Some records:
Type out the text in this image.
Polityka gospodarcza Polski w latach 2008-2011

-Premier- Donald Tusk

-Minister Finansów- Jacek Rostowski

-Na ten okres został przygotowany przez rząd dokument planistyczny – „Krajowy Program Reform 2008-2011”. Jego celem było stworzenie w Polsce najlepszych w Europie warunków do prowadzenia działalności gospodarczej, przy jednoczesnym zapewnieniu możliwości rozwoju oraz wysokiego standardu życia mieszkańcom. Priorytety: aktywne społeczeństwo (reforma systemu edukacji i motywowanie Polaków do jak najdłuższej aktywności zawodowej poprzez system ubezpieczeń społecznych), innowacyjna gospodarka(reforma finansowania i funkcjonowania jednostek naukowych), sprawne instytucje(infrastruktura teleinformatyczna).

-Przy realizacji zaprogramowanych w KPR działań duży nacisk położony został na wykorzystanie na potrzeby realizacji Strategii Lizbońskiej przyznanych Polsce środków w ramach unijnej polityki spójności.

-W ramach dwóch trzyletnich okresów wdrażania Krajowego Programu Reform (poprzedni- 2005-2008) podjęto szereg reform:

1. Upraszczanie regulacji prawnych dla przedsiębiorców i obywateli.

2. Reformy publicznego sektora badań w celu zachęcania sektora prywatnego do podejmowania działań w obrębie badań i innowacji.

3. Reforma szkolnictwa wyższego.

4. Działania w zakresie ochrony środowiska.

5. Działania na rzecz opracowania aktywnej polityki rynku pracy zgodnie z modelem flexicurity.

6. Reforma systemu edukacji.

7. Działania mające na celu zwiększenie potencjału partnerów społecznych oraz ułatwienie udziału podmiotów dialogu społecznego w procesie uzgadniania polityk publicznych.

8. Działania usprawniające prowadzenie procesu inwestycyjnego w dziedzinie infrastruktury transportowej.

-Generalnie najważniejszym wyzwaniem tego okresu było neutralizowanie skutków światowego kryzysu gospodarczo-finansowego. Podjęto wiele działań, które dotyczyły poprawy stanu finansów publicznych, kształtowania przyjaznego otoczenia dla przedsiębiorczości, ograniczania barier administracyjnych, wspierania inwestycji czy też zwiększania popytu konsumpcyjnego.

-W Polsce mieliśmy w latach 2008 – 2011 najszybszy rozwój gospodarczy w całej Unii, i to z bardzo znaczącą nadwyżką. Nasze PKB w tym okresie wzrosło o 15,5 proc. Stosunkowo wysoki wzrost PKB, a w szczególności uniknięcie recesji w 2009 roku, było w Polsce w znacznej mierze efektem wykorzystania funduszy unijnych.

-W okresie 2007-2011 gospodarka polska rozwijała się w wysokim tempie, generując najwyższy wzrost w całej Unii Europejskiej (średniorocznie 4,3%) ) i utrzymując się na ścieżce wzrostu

Exercise prompt:
The entries above should be repeated exactly, every one of them.

Answer to this task:
Type out the text in this image.
Polityka gospodarcza Polski w latach 2008-2011

-Premier- Donald Tusk

-Minister Finansów- Jacek Rostowski

-Na ten okres został przygotowany przez rząd dokument planistyczny – „Krajowy Program Reform 2008-2011”. Jego celem było stworzenie w Polsce najlepszych w Europie warunków do prowadzenia działalności gospodarczej, przy jednoczesnym zapewnieniu możliwości rozwoju oraz wysokiego standardu życia mieszkańcom. Priorytety: aktywne społeczeństwo (reforma systemu edukacji i motywowanie Polaków do jak najdłuższej aktywności zawodowej poprzez system ubezpieczeń społecznych), innowacyjna gospodarka(reforma finansowania i funkcjonowania jednostek naukowych), sprawne instytucje(infrastruktura teleinformatyczna).

-Przy realizacji zaprogramowanych w KPR działań duży nacisk położony został na wykorzystanie na potrzeby realizacji Strategii Lizbońskiej przyznanych Polsce środków w ramach unijnej polityki spójności.

-W ramach dwóch trzyletnich okresów wdrażania Krajowego Programu Reform (poprzedni- 2005-2008) podjęto szereg reform:

1. Upraszczanie regulacji prawnych dla przedsiębiorców i obywateli.

2. Reformy publicznego sektora badań w celu zachęcania sektora prywatnego do podejmowania działań w obrębie badań i innowacji.

3. Reforma szkolnictwa wyższego.

4. Działania w zakresie ochrony środowiska.

5. Działania na rzecz opracowania aktywnej polityki rynku pracy zgodnie z modelem flexicurity.

6. Reforma systemu edukacji.

7. Działania mające na celu zwiększenie potencjału partnerów społecznych oraz ułatwienie udziału podmiotów dialogu społecznego w procesie uzgadniania polityk publicznych.

8. Działania usprawniające prowadzenie procesu inwestycyjnego w dziedzinie infrastruktury transportowej.

-Generalnie najważniejszym wyzwaniem tego okresu było neutralizowanie skutków światowego kryzysu gospodarczo-finansowego. Podjęto wiele działań, które dotyczyły poprawy stanu finansów publicznych, kształtowania przyjaznego otoczenia dla przedsiębiorczości, ograniczania barier administracyjnych, wspierania inwestycji czy też zwiększania popytu konsumpcyjnego.

-W Polsce mieliśmy w latach 2008 – 2011 najszybszy rozwój gospodarczy w całej Unii, i to z bardzo znaczącą nadwyżką. Nasze PKB w tym okresie wzrosło o 15,5 proc. Stosunkowo wysoki wzrost PKB, a w szczególności uniknięcie recesji w 2009 roku, było w Polsce w znacznej mierze efektem wykorzystania funduszy unijnych.

-W okresie 2007-2011 gospodarka polska rozwijała się w wysokim tempie, generując najwyższy wzrost w całej Unii Europejskiej (średniorocznie 4,3%) ) i utrzymując się na ścieżce wzrostu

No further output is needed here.